* _Directions_
From the listing below, pick out each line with the word "background".

--- Start of Data lines ---

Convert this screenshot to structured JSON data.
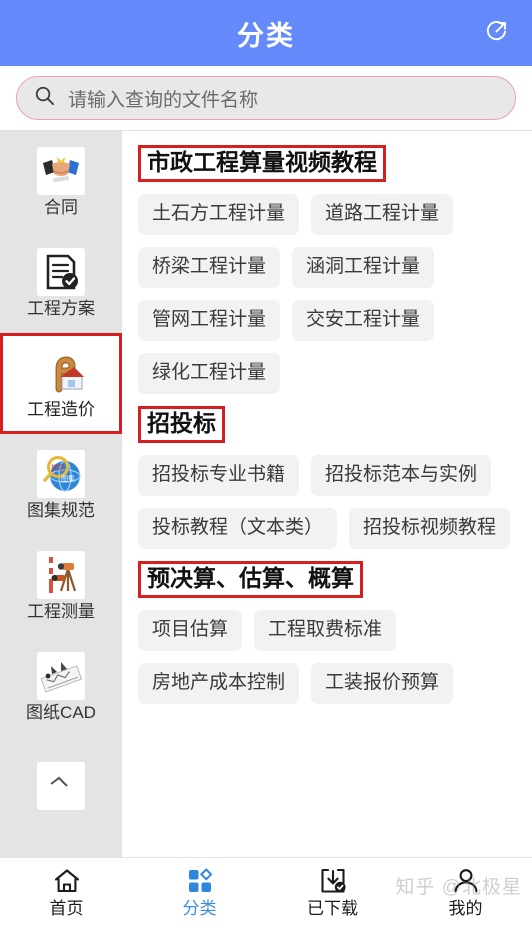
{
  "header": {
    "title": "分类",
    "share_icon": "share-circle-icon",
    "background": "#6389fb"
  },
  "search": {
    "icon": "search-icon",
    "placeholder": "请输入查询的文件名称",
    "value": "",
    "border_color": "#e8a0ab",
    "fill_color": "#e8e8e8"
  },
  "sidebar": {
    "active_index": 2,
    "active_border_color": "#d61f1f",
    "items": [
      {
        "label": "合同",
        "icon": "handshake-icon"
      },
      {
        "label": "工程方案",
        "icon": "document-check-icon"
      },
      {
        "label": "工程造价",
        "icon": "house-cost-icon"
      },
      {
        "label": "图集规范",
        "icon": "magnifier-globe-icon"
      },
      {
        "label": "工程测量",
        "icon": "survey-tripod-icon"
      },
      {
        "label": "图纸CAD",
        "icon": "blueprint-icon"
      },
      {
        "label": "",
        "icon": "partial-item-icon"
      }
    ]
  },
  "content": {
    "sections": [
      {
        "title": "市政工程算量视频教程",
        "chips": [
          "土石方工程计量",
          "道路工程计量",
          "桥梁工程计量",
          "涵洞工程计量",
          "管网工程计量",
          "交安工程计量",
          "绿化工程计量"
        ]
      },
      {
        "title": "招投标",
        "chips": [
          "招投标专业书籍",
          "招投标范本与实例",
          "投标教程（文本类）",
          "招投标视频教程"
        ]
      },
      {
        "title": "预决算、估算、概算",
        "chips": [
          "项目估算",
          "工程取费标准",
          "房地产成本控制",
          "工装报价预算"
        ]
      }
    ]
  },
  "tabbar": {
    "active_index": 1,
    "active_color": "#3c8ce0",
    "items": [
      {
        "label": "首页",
        "icon": "home-icon"
      },
      {
        "label": "分类",
        "icon": "grid-category-icon"
      },
      {
        "label": "已下载",
        "icon": "download-check-icon"
      },
      {
        "label": "我的",
        "icon": "user-profile-icon"
      }
    ]
  },
  "watermark": {
    "text": "知乎 @北极星"
  }
}
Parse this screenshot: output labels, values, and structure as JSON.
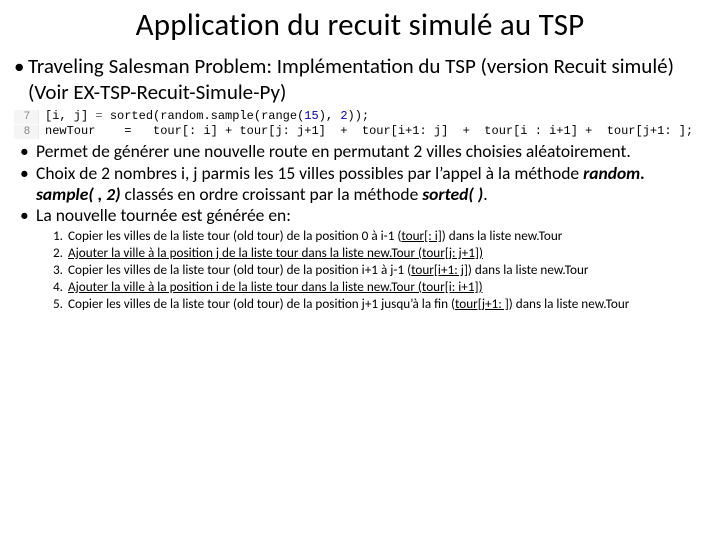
{
  "title": "Application du recuit simulé au TSP",
  "intro": "Traveling Salesman Problem: Implémentation du TSP (version Recuit simulé) (Voir EX-TSP-Recuit-Simule-Py)",
  "code": {
    "ln1": "7",
    "ln2": "8",
    "l1a": "[i, j]",
    "l1b": " = ",
    "l1c": "sorted",
    "l1d": "(random.",
    "l1e": "sample",
    "l1f": "(",
    "l1g": "range",
    "l1h": "(",
    "l1i": "15",
    "l1j": "), ",
    "l1k": "2",
    "l1l": "));",
    "l2a": "newTour",
    "l2b": "    =   tour[: i] + tour[j: j+1]  +  tour[i+1: j]  +  tour[i : i+1] +  tour[j+1: ];"
  },
  "bullets": {
    "b1": "Permet de générer une nouvelle route en permutant 2 villes choisies aléatoirement.",
    "b2a": "Choix de 2 nombres  i, j parmis les  15 villes possibles  par l’appel à la méthode ",
    "b2b": "random. sample( , 2)",
    "b2c": "  classés en ordre croissant  par la méthode  ",
    "b2d": "sorted( )",
    "b2e": ".",
    "b3": "La nouvelle tournée est générée en:"
  },
  "steps": {
    "s1a": "Copier les villes de la liste tour (old tour) de la position 0 à i-1 (",
    "s1b": "tour[: i]",
    "s1c": ")  dans la liste new.Tour",
    "s2a": " Ajouter la ville à la position j de la liste tour dans la liste new.Tour (",
    "s2b": "tour[j: j+1]",
    "s2c": ")",
    "s3a": "Copier les villes de la liste  tour (old tour) de la position i+1 à j-1 (",
    "s3b": "tour[i+1: j]",
    "s3c": ")  dans la liste new.Tour",
    "s4a": " Ajouter la ville à la position i de la liste tour dans la liste new.Tour (",
    "s4b": "tour[i: i+1]",
    "s4c": ")",
    "s5a": "Copier les villes de la liste  tour (old tour) de la position j+1 jusqu’à la fin (",
    "s5b": "tour[j+1: ]",
    "s5c": ")  dans la liste new.Tour"
  }
}
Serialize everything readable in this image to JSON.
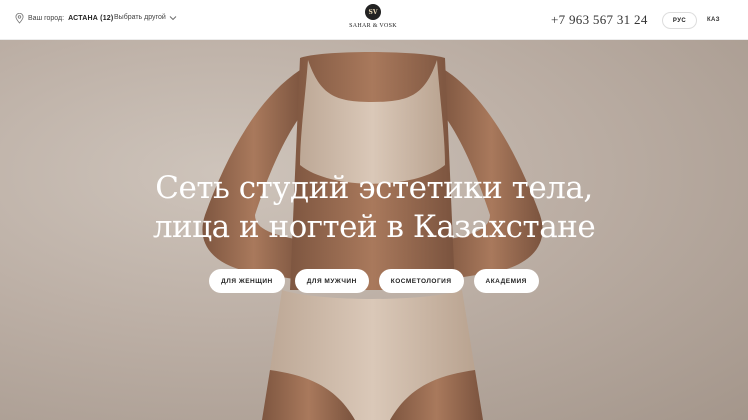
{
  "header": {
    "city_label": "Ваш город:",
    "city_value": "АСТАНА (12)",
    "choose_label": "Выбрать другой",
    "logo_mark": "SV",
    "logo_text": "SAHAR & VOSK",
    "phone": "+7 963 567 31 24",
    "lang_active": "РУС",
    "lang_other": "КАЗ"
  },
  "hero": {
    "title_line1": "Сеть студий эстетики тела,",
    "title_line2": "лица и ногтей в Казахстане",
    "buttons": [
      {
        "label": "ДЛЯ ЖЕНЩИН"
      },
      {
        "label": "ДЛЯ МУЖЧИН"
      },
      {
        "label": "КОСМЕТОЛОГИЯ"
      },
      {
        "label": "АКАДЕМИЯ"
      }
    ]
  },
  "icons": {
    "location": "location-pin-icon",
    "chevron": "chevron-down-icon"
  },
  "colors": {
    "header_bg": "#ffffff",
    "hero_bg": "#bcafa5",
    "skin": "#9a6d52",
    "underwear": "#d2bfae",
    "button_bg": "#ffffff",
    "title_text": "#ffffff"
  }
}
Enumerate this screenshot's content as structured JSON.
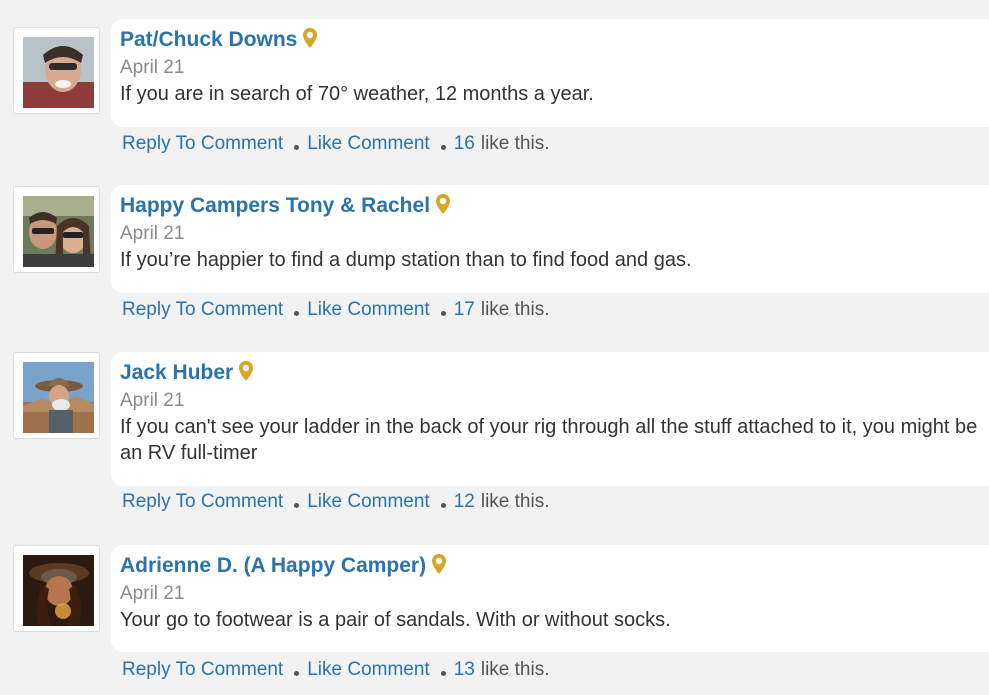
{
  "comments": [
    {
      "author": "Pat/Chuck Downs",
      "date": "April 21",
      "text": "If you are in search of 70° weather, 12 months a year.",
      "reply_label": "Reply To Comment",
      "like_label": "Like Comment",
      "like_count": "16",
      "like_suffix": "like this."
    },
    {
      "author": "Happy Campers Tony & Rachel",
      "date": "April 21",
      "text": "If you’re happier to find a dump station than to find food and gas.",
      "reply_label": "Reply To Comment",
      "like_label": "Like Comment",
      "like_count": "17",
      "like_suffix": "like this."
    },
    {
      "author": "Jack Huber",
      "date": "April 21",
      "text": "If you can't see your ladder in the back of your rig through all the stuff attached to it, you might be an RV full-timer",
      "reply_label": "Reply To Comment",
      "like_label": "Like Comment",
      "like_count": "12",
      "like_suffix": "like this."
    },
    {
      "author": "Adrienne D. (A Happy Camper)",
      "date": "April 21",
      "text": "Your go to footwear is a pair of sandals. With or without socks.",
      "reply_label": "Reply To Comment",
      "like_label": "Like Comment",
      "like_count": "13",
      "like_suffix": "like this."
    }
  ],
  "colors": {
    "link": "#2a73ad",
    "pin": "#d9a526",
    "background": "#f2f2f2",
    "bubble": "#ffffff"
  },
  "icons": {
    "location_badge": "map-pin-icon"
  }
}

--- End of Data lines ---

* _Correct answer_
    "background": "#6389fb"
    "background": "#f2f2f2",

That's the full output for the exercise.